- TEXTO DADO
------------------------------------
02/09/2022

H. EM BUSCA DELFIM - 104 & 105


 

104

 

Apesar de tudo, tenho produzido alguma coisa. Não me refiro a literatura. Refiro-me a trabalho remunerado. Não há-de durar muito. Procuro já outra coisa em que consumir & consumar horas ditas úteis. (Con)vivo com aflições-de-dinheiro há demasiados anos. (Erros-meus-má-fortuna-&-aguardente etc.) Escusado lamentar-me. Escusado arre(arre!)pender-me.

À saída do trabalho, hoje pelas quatro da tarde, imergi na vaga-de-calor. Pareci um sapo sobre lama seca. Ainda assim, dei voltas pró-documentais necessárias. Abonei-me depois esta esplanada sombria, em que escrebebo à pala de cerveja muito fria. (Mas tem de ser bebida depressa, caso contrário coze, mesmo à sombra.)

Um Amigo safou-me de um aperto com a S.S.: sim, tu, boníssimo Delfim. (Não, não a S.S. de Himmler, sim a nossa própria Segurança Social de pós-25-d´-Abril.) Como dizem os tesos-proletários-de-todo-o-mundo-Coimbra-incluída (incluindo ateus & agnósticos): “Deus-te-pague”.

Falta-me produzir mais para pagar o que & a quem (tanto) devo.


 

105

 

É muita gentileza da tua parte

Alguma coisa eu diga ainda quereres (= creres)

Não és, eu sei, como o vulgo de mulheres

Que confundem sentimento com arte.
------------------------------------
- LINHAS DE REGISTOS
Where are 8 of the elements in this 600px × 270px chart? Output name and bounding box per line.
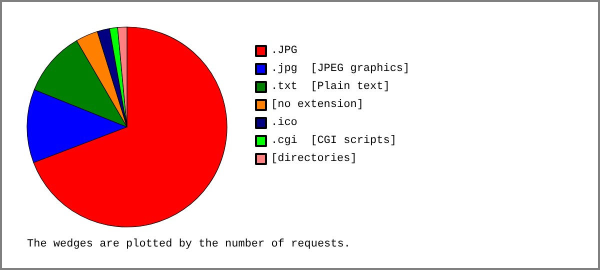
legend-label: .txt [Plain text] — [271, 81, 390, 93]
text: The wedges are plotted by the number of requests. — [27, 238, 350, 250]
legend-label: .cgi [CGI scripts] — [271, 135, 396, 147]
legend-label: .JPG — [271, 45, 298, 57]
legend-label: [directories] — [271, 153, 357, 165]
legend-label: .ico — [271, 117, 298, 129]
legend-label: .jpg [JPEG graphics] — [271, 63, 410, 75]
legend-label: [no extension] — [271, 99, 364, 111]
------------------------------------
Volta a escrever o excerto do texto dado que vai de "É muita gentileza" até "sentimento com arte.", substituindo "mulheres" por "senhoras".

É muita gentileza da tua parte

Alguma coisa eu diga ainda quereres (= creres)

Não és, eu sei, como o vulgo de senhoras

Que confundem sentimento com arte.